(Collected data entries)
——

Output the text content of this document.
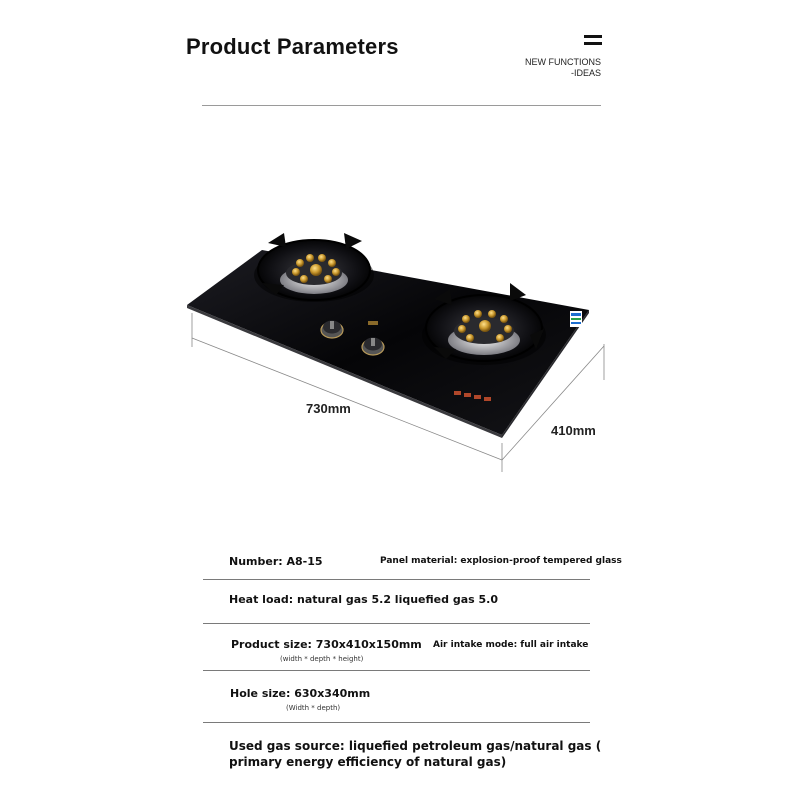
Product Parameters
NEW FUNCTIONS
-IDEAS
730mm
410mm
Number: A8-15	Panel material: explosion-proof tempered glass
Heat load: natural gas 5.2 liquefied gas 5.0
Product size: 730x410x150mm
(width * depth * height)
Air intake mode: full air intake
Hole size: 630x340mm
(Width * depth)
Used gas source: liquefied petroleum gas/natural gas (
primary energy efficiency of natural gas)
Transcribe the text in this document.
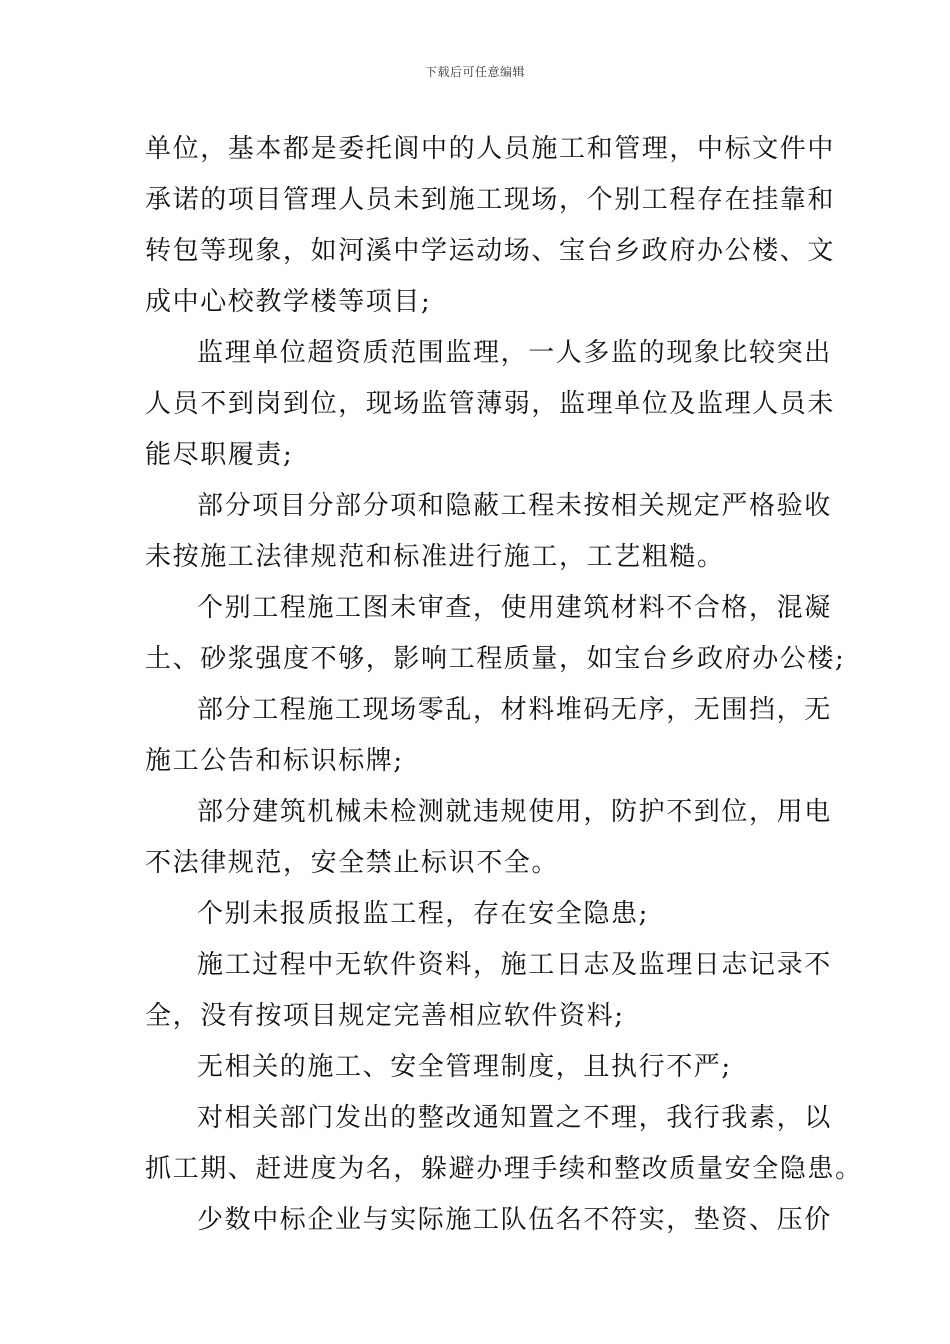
下载后可任意编辑
单位，基本都是委托阆中的人员施工和管理，中标文件中
承诺的项目管理人员未到施工现场，个别工程存在挂靠和
转包等现象，如河溪中学运动场、宝台乡政府办公楼、文
成中心校教学楼等项目;
监理单位超资质范围监理，一人多监的现象比较突出
人员不到岗到位，现场监管薄弱，监理单位及监理人员未
能尽职履责;
部分项目分部分项和隐蔽工程未按相关规定严格验收
未按施工法律规范和标准进行施工，工艺粗糙。
个别工程施工图未审查，使用建筑材料不合格，混凝
土、砂浆强度不够，影响工程质量，如宝台乡政府办公楼;
部分工程施工现场零乱，材料堆码无序，无围挡，无
施工公告和标识标牌;
部分建筑机械未检测就违规使用，防护不到位，用电
不法律规范，安全禁止标识不全。
个别未报质报监工程，存在安全隐患;
施工过程中无软件资料，施工日志及监理日志记录不
全，没有按项目规定完善相应软件资料;
无相关的施工、安全管理制度，且执行不严;
对相关部门发出的整改通知置之不理，我行我素，以
抓工期、赶进度为名，躲避办理手续和整改质量安全隐患。
少数中标企业与实际施工队伍名不符实，垫资、压价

——

YOUR GOAL:
The records shown above are to be repeated exactly, with the pictures left out.

SOLUTION BELOW:
Output the text content of this document.
Product Parameters
NEW FUNCTIONS
-IDEAS
730mm
410mm
Number: A8-15	Panel material: explosion-proof tempered glass
Heat load: natural gas 5.2 liquefied gas 5.0
Product size: 730x410x150mm
(width * depth * height)
Air intake mode: full air intake
Hole size: 630x340mm
(Width * depth)
Used gas source: liquefied petroleum gas/natural gas (
primary energy efficiency of natural gas)
Transcribe the text in this document.
下载后可任意编辑
单位，基本都是委托阆中的人员施工和管理，中标文件中
承诺的项目管理人员未到施工现场，个别工程存在挂靠和
转包等现象，如河溪中学运动场、宝台乡政府办公楼、文
成中心校教学楼等项目;
监理单位超资质范围监理，一人多监的现象比较突出
人员不到岗到位，现场监管薄弱，监理单位及监理人员未
能尽职履责;
部分项目分部分项和隐蔽工程未按相关规定严格验收
未按施工法律规范和标准进行施工，工艺粗糙。
个别工程施工图未审查，使用建筑材料不合格，混凝
土、砂浆强度不够，影响工程质量，如宝台乡政府办公楼;
部分工程施工现场零乱，材料堆码无序，无围挡，无
施工公告和标识标牌;
部分建筑机械未检测就违规使用，防护不到位，用电
不法律规范，安全禁止标识不全。
个别未报质报监工程，存在安全隐患;
施工过程中无软件资料，施工日志及监理日志记录不
全，没有按项目规定完善相应软件资料;
无相关的施工、安全管理制度，且执行不严;
对相关部门发出的整改通知置之不理，我行我素，以
抓工期、赶进度为名，躲避办理手续和整改质量安全隐患。
少数中标企业与实际施工队伍名不符实，垫资、压价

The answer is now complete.